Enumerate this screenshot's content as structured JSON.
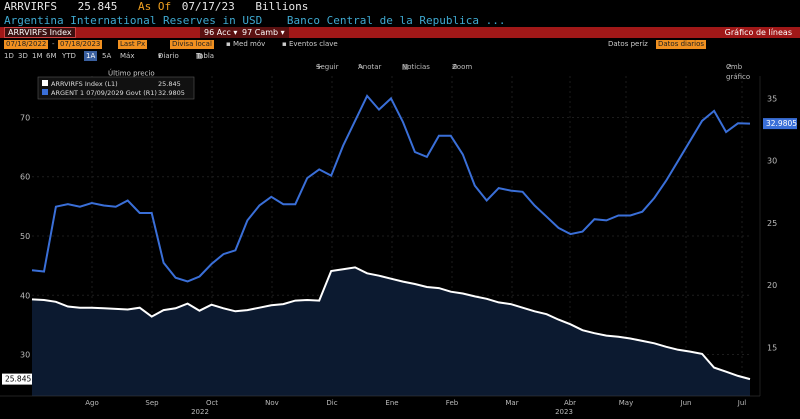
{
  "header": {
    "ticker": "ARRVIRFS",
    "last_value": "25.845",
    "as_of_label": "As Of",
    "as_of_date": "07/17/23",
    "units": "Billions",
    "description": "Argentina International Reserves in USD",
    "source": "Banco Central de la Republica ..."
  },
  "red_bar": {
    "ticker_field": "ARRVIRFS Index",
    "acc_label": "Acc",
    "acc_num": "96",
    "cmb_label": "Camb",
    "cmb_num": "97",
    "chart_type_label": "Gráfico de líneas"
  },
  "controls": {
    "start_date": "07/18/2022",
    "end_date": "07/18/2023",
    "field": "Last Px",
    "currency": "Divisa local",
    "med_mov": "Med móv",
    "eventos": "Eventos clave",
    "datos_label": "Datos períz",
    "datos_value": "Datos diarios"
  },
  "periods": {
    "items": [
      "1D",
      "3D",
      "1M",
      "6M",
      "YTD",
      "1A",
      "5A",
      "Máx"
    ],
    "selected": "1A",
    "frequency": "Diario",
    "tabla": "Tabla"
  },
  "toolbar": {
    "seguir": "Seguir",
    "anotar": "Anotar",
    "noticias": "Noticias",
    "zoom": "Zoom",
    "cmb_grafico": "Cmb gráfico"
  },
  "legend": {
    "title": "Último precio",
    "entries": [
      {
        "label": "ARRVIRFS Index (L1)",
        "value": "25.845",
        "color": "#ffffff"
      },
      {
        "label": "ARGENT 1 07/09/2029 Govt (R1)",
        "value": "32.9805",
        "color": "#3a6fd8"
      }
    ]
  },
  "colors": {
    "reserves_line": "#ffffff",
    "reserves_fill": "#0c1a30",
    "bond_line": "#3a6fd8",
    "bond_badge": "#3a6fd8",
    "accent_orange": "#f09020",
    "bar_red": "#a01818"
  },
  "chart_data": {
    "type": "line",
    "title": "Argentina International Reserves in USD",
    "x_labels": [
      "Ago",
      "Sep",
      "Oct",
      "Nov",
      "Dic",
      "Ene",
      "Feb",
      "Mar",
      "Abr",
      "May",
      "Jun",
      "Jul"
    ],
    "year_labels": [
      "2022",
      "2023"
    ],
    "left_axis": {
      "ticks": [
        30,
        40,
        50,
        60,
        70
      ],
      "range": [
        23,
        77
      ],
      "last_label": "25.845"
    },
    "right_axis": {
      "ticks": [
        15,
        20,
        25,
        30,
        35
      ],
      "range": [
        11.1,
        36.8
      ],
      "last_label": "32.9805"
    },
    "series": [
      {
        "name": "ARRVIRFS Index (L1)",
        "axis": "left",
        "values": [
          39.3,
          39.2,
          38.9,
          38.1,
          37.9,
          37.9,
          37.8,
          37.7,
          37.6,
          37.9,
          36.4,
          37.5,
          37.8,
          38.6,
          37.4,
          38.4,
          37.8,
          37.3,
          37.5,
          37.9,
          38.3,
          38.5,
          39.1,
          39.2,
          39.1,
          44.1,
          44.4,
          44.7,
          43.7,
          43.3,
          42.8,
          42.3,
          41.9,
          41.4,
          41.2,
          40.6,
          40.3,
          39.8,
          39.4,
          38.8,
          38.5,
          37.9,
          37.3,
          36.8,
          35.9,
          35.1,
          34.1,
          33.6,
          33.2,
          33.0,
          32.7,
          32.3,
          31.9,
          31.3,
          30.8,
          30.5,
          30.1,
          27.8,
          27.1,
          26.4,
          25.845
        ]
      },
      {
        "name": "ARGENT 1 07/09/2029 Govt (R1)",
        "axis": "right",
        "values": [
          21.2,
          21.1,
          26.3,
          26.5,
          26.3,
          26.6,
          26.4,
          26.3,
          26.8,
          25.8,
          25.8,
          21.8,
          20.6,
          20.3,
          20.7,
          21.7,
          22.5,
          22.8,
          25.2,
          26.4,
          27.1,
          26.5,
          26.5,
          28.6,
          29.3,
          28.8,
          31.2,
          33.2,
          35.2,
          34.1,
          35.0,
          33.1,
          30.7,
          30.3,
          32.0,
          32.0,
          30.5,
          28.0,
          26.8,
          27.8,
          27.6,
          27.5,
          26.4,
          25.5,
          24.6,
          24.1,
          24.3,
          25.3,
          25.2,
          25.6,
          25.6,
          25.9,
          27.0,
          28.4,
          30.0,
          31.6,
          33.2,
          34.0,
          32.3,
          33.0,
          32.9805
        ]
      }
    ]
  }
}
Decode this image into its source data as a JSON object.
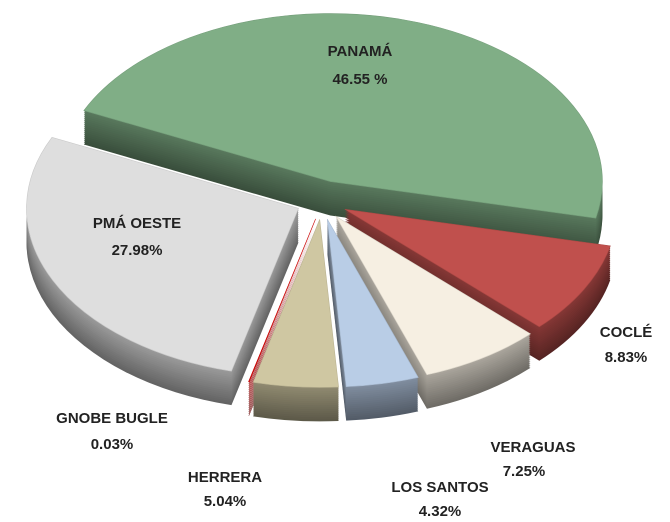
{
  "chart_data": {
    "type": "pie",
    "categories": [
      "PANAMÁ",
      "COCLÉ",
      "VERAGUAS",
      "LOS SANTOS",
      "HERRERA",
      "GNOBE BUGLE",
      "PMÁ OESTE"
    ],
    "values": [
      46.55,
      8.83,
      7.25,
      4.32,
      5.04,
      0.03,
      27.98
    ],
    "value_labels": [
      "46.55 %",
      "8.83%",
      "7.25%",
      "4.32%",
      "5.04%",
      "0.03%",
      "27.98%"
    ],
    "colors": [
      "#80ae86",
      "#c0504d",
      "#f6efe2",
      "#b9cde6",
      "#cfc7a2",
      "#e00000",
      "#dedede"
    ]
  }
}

------

Direction: Restate word for word the lines above that start at the line containing "Decode this image" and run to the end of the listing; exclude the pictures.

The completed task:
Decode this image into its source data as a JSON object.
{
  "chart_data": {
    "type": "pie",
    "categories": [
      "PANAMÁ",
      "COCLÉ",
      "VERAGUAS",
      "LOS SANTOS",
      "HERRERA",
      "GNOBE BUGLE",
      "PMÁ OESTE"
    ],
    "values": [
      46.55,
      8.83,
      7.25,
      4.32,
      5.04,
      0.03,
      27.98
    ],
    "value_labels": [
      "46.55 %",
      "8.83%",
      "7.25%",
      "4.32%",
      "5.04%",
      "0.03%",
      "27.98%"
    ],
    "colors": [
      "#80ae86",
      "#c0504d",
      "#f6efe2",
      "#b9cde6",
      "#cfc7a2",
      "#e00000",
      "#dedede"
    ]
  }
}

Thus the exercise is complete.